-- Page --
High-sounding but irrelevant verbiage having no bearing on the facts. I mean, how grandiose you are in dismissing one simple fact: working our manufacturing economy was how Americans managed to have a standard of living envied by most of the world. How do you think wealth is created? By magic? Hardly: it's by building and selling things to other countries, it's called trade. The fact is, we've been doing a lousy job of that for the past thirty-odd years and that's why our standard of living is dropping and unemployment is increasing. Suppose we took your idea to its logical conclusion, and ended up with an entirely automated production system with no need for people at all. We'd all be unemployed at that point. No thanks. Fact is, there are millions upon millions of people that are perfectly happy installing wingnuts for a living, and there's not a goddamn thing wrong with that. Sure, in your idealized world we'd all live up to our "full potential" (whatever that is) but the reality is, most people are all they're ever going to be.
Open your eyes, and dispense with the notion, nay, the fiction, that a nation can be an industrial superpower without the industry. People with blinders on call that a "service economy" but it's really a synonym for "third world hellhole." Now, it may be that you're willing to live in some socioeconomic armpit (my girlfriend came from one: I could let her tell you what that means) but I'm not. Let me tell you, I've spent thirty years as an engineer working in our industrial sector, and we need it.
China may be willing to accept pollution (for now) but that doesn't mean that you must accept pollution in order to have an industrial base. We cleaned up our act and still managed to become a superpower. So can they, and eventually the cost of Chinese-made products will increase to reflect that. So the question is: will we still be around, or will we be just another third-world country ripe for the plucking?

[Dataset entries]
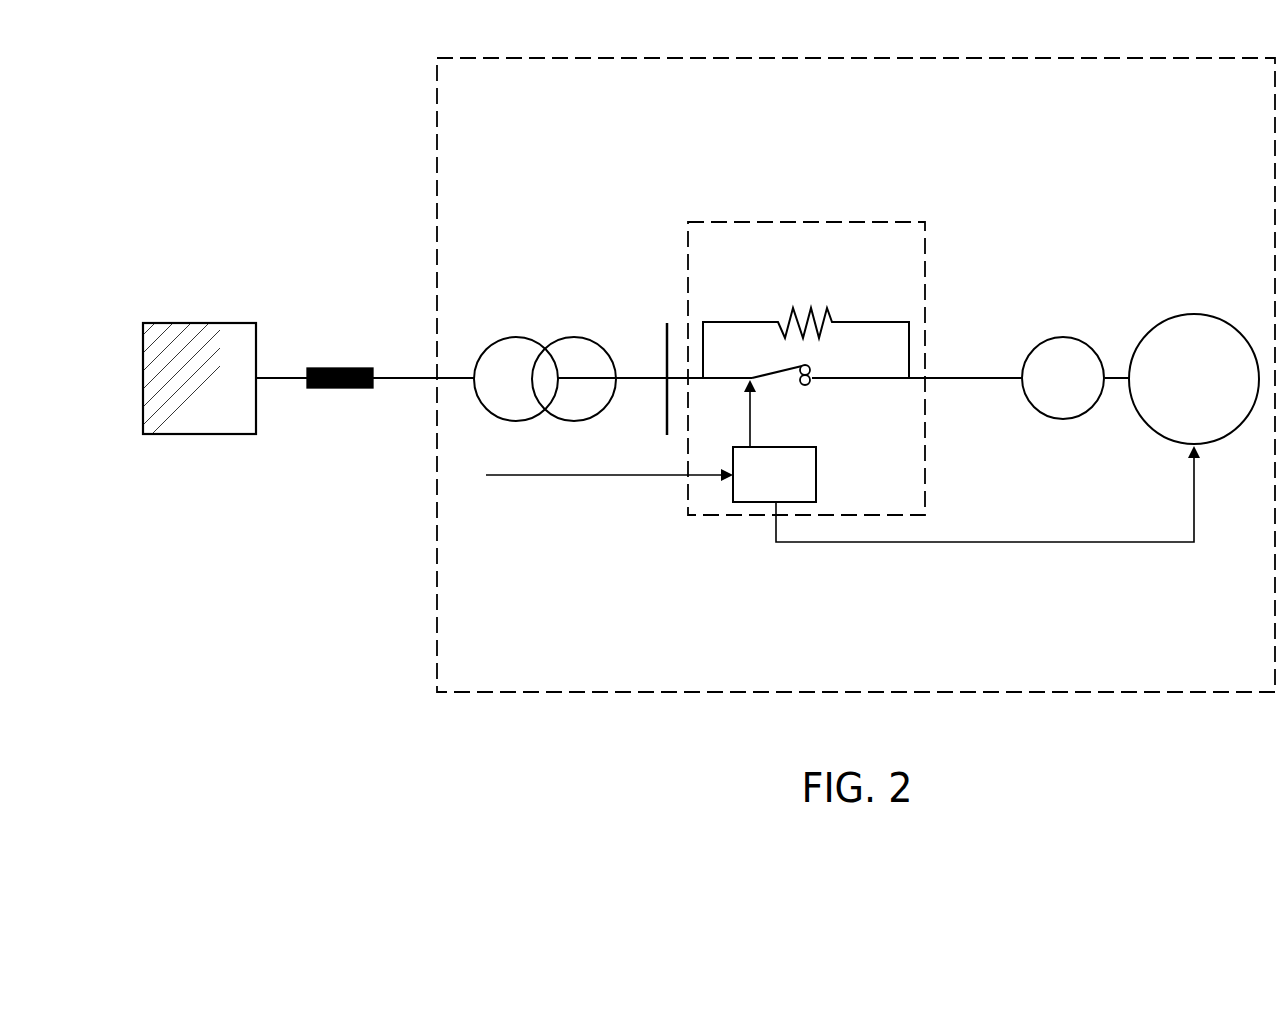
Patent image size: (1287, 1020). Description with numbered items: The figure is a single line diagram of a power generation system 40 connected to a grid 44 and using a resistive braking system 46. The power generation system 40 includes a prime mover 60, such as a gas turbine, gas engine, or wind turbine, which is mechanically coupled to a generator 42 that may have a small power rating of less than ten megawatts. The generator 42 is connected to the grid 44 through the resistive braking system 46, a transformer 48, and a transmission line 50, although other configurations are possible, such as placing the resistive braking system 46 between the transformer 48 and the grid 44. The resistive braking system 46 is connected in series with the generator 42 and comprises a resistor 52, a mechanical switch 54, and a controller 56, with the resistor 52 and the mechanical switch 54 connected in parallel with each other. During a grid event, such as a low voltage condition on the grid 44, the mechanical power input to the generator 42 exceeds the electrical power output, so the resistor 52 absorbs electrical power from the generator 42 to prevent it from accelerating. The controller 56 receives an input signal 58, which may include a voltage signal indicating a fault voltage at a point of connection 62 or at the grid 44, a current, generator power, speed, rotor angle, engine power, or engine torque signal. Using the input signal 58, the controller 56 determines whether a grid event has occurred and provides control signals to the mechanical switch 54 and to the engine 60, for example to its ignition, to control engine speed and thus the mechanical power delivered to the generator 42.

The power generation system 40 is at (1185, 116).
The generator 42 is at (1063, 337).
The grid 44 is at (203, 323).
The resistive braking system 46 is at (832, 222).
The transformer 48 is at (517, 338).
The transmission line 50 is at (340, 368).
The resistor 52 is at (815, 322).
The mechanical switch 54 is at (772, 374).
The controller 56 is at (740, 503).
The input signal 58 is at (588, 478).
The prime mover 60 is at (1194, 315).
The point of connection 62 is at (665, 335).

-- Exercise tasks --
a – Reproduce the whole text on American manufacturing, word for word.
b – Transcribe the records from their beginning through the line containing "The controller 56 is at (740, 503).", including both ends. Omit the pictures.

-- Results --
a –
High-sounding but irrelevant verbiage having no bearing on the facts. I mean, how grandiose you are in dismissing one simple fact: working our manufacturing economy was how Americans managed to have a standard of living envied by most of the world. How do you think wealth is created? By magic? Hardly: it's by building and selling things to other countries, it's called trade. The fact is, we've been doing a lousy job of that for the past thirty-odd years and that's why our standard of living is dropping and unemployment is increasing. Suppose we took your idea to its logical conclusion, and ended up with an entirely automated production system with no need for people at all. We'd all be unemployed at that point. No thanks. Fact is, there are millions upon millions of people that are perfectly happy installing wingnuts for a living, and there's not a goddamn thing wrong with that. Sure, in your idealized world we'd all live up to our "full potential" (whatever that is) but the reality is, most people are all they're ever going to be.
Open your eyes, and dispense with the notion, nay, the fiction, that a nation can be an industrial superpower without the industry. People with blinders on call that a "service economy" but it's really a synonym for "third world hellhole." Now, it may be that you're willing to live in some socioeconomic armpit (my girlfriend came from one: I could let her tell you what that means) but I'm not. Let me tell you, I've spent thirty years as an engineer working in our industrial sector, and we need it.
China may be willing to accept pollution (for now) but that doesn't mean that you must accept pollution in order to have an industrial base. We cleaned up our act and still managed to become a superpower. So can they, and eventually the cost of Chinese-made products will increase to reflect that. So the question is: will we still be around, or will we be just another third-world country ripe for the plucking?

b –
Patent image size: (1287, 1020). Description with numbered items: The figure is a single line diagram of a power generation system 40 connected to a grid 44 and using a resistive braking system 46. The power generation system 40 includes a prime mover 60, such as a gas turbine, gas engine, or wind turbine, which is mechanically coupled to a generator 42 that may have a small power rating of less than ten megawatts. The generator 42 is connected to the grid 44 through the resistive braking system 46, a transformer 48, and a transmission line 50, although other configurations are possible, such as placing the resistive braking system 46 between the transformer 48 and the grid 44. The resistive braking system 46 is connected in series with the generator 42 and comprises a resistor 52, a mechanical switch 54, and a controller 56, with the resistor 52 and the mechanical switch 54 connected in parallel with each other. During a grid event, such as a low voltage condition on the grid 44, the mechanical power input to the generator 42 exceeds the electrical power output, so the resistor 52 absorbs electrical power from the generator 42 to prevent it from accelerating. The controller 56 receives an input signal 58, which may include a voltage signal indicating a fault voltage at a point of connection 62 or at the grid 44, a current, generator power, speed, rotor angle, engine power, or engine torque signal. Using the input signal 58, the controller 56 determines whether a grid event has occurred and provides control signals to the mechanical switch 54 and to the engine 60, for example to its ignition, to control engine speed and thus the mechanical power delivered to the generator 42.

The power generation system 40 is at (1185, 116).
The generator 42 is at (1063, 337).
The grid 44 is at (203, 323).
The resistive braking system 46 is at (832, 222).
The transformer 48 is at (517, 338).
The transmission line 50 is at (340, 368).
The resistor 52 is at (815, 322).
The mechanical switch 54 is at (772, 374).
The controller 56 is at (740, 503).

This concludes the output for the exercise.